## CONSEGNE
**a)** Nel testo sul caro-tassi, a quale valore si colloca l'inflazione nell'Eurozona a novembre?
**b)** Prosegua il testo sul caro-tassi a partire dal punto in cui si interrompe.

## BRANO
· · · · · · ·
Credito, a ottobre torna in positivo il trend in energia e utilities
In due anni il caro-tassi costa alle imprese italiane 44,3 miliardi €. Attesa per la decisione della Bce

Si apre una settimana decisiva per la politica monetaria, con la riunione di giovedì prossimo del Consiglio direttivo della Bce in cui sarà presa una decisione sui tassi di riferimento. Ad oggi si delinea una probabile riduzione dei tassi, ma è incerta l’intensità del taglio. Alcuni segnali indicano la necessità di dare un impulso alla debole economia europea, su cui pesano le incertezze delle crisi geopolitiche. A novembre l’inflazione nell’Eurozona si colloca al 2,3%, vicino al 2%, valore target di politica monetaria, ma segna il secondo rialzo consecutivo, dopo una marcata discesa in estate.  Sulla risalita di novembre pesa l’aumento dello 0,6% su base mensile dei prezzi dell’energia.

L’allentamento della stretta monetaria serve per stimolare una debole economia europea: le ultime previsioni della Commissione europea indicano una crescita “zero-virgola” dell’Eurozona (+0,8% nel 2024), su cui pesa il conclamato secondo anno di recessione in Germania.
· · · · · · ·
## ESTRATTO DEI DATI
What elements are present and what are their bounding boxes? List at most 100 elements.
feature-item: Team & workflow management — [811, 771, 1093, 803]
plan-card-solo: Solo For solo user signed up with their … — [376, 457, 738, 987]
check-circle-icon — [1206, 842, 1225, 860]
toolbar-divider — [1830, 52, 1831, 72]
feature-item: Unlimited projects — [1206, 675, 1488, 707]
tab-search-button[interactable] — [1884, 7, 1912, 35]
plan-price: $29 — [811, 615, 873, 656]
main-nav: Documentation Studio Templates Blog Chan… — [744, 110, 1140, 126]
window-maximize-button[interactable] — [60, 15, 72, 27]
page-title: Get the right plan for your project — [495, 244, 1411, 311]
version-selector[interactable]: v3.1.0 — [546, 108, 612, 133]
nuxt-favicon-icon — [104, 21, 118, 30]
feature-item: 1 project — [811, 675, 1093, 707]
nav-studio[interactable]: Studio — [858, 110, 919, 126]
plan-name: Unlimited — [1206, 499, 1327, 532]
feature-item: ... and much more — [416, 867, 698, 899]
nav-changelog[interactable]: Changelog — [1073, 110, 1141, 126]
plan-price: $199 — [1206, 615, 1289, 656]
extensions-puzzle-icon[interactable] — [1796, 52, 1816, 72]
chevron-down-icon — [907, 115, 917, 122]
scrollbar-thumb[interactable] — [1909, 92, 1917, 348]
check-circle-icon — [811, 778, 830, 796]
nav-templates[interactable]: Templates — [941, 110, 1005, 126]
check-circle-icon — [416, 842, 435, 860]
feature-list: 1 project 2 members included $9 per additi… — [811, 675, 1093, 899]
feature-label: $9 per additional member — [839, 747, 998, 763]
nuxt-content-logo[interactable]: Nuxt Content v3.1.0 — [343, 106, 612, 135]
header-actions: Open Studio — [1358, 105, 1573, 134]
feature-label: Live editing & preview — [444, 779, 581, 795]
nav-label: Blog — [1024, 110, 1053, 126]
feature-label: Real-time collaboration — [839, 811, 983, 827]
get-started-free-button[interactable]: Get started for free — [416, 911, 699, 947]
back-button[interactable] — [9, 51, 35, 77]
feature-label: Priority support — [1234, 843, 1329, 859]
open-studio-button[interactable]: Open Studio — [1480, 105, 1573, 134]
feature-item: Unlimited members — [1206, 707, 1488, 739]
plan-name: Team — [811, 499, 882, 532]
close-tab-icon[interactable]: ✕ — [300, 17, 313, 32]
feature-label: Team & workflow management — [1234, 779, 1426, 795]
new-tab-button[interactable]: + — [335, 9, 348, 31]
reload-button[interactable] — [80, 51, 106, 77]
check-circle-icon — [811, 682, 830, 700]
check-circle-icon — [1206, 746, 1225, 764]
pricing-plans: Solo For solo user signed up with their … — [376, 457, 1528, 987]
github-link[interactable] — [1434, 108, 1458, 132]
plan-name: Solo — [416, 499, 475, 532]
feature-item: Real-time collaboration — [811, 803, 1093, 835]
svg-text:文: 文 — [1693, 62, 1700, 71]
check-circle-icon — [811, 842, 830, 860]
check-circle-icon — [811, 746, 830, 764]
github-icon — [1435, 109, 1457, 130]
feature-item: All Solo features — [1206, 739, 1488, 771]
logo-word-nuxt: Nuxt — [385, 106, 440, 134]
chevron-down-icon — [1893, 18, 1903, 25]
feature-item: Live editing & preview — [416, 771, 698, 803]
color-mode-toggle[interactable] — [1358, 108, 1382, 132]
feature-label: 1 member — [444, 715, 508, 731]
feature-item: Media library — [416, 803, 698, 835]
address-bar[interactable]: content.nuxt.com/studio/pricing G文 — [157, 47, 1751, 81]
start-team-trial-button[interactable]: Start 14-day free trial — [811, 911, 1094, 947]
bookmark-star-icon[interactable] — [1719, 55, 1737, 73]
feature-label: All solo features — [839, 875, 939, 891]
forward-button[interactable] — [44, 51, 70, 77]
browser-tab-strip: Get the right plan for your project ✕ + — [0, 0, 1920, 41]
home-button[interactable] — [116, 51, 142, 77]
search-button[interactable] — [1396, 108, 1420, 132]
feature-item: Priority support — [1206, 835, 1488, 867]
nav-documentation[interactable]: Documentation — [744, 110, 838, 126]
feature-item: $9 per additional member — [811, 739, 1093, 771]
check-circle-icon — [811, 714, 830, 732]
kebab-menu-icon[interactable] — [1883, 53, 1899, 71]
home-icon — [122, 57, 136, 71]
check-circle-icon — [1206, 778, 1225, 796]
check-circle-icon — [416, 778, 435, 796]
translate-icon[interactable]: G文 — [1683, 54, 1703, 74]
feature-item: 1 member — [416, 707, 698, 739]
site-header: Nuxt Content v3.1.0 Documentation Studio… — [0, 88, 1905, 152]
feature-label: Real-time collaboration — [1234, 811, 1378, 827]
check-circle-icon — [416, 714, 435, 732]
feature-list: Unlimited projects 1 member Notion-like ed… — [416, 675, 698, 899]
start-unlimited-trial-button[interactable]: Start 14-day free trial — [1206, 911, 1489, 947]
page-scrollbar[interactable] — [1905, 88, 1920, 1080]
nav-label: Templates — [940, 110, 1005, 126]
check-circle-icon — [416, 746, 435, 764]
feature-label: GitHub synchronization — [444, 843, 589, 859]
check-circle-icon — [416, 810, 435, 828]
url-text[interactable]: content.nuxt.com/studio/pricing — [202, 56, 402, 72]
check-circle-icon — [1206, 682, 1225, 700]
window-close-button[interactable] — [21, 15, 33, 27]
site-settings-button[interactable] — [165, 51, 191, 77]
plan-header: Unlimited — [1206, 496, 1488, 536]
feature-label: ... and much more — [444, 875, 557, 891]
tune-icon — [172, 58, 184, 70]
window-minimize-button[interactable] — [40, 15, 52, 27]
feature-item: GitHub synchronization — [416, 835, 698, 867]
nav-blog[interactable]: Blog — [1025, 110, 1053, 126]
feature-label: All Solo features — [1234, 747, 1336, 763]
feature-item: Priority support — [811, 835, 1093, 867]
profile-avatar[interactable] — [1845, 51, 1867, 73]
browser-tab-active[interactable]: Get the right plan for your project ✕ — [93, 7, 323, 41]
· · · · · · ·
## ELENCO DELLE RISPOSTE
**a)** Al 2,3%.

**b)**
Una riduzione più decisa dei tassi di riferimento aiuterebbe il rilancio degli investimenti delle imprese, necessari per la produttività e l’innovazione, fattori chiave della competitività. Senza una adeguata propensione ad investire le imprese ritardano i processi di digitalizzazione, di efficientamento energetico e di riduzione dell’impatto sull’ambiente.

Nel 19° Rapporto annuale ‘Italia, la grande officina delle piccole imprese’ (qui per un estratto), pubblicato in occasione dell’Assemblea annuale di Confartigianato  in cui è intervenuto il Presidente della Repubblica Sergio Mattarella, si indica che tra le conseguenze economiche dei conflitti in corso, il caro-tassi innescato dall’ intervento di politica monetaria per riportare sotto controllo l’inflazione, ha determinato 44,3 miliardi di euro di maggiori oneri finanziari sulle imprese italiane nel biennio 2023-2024, mentre ha ridotto la domanda di prestiti.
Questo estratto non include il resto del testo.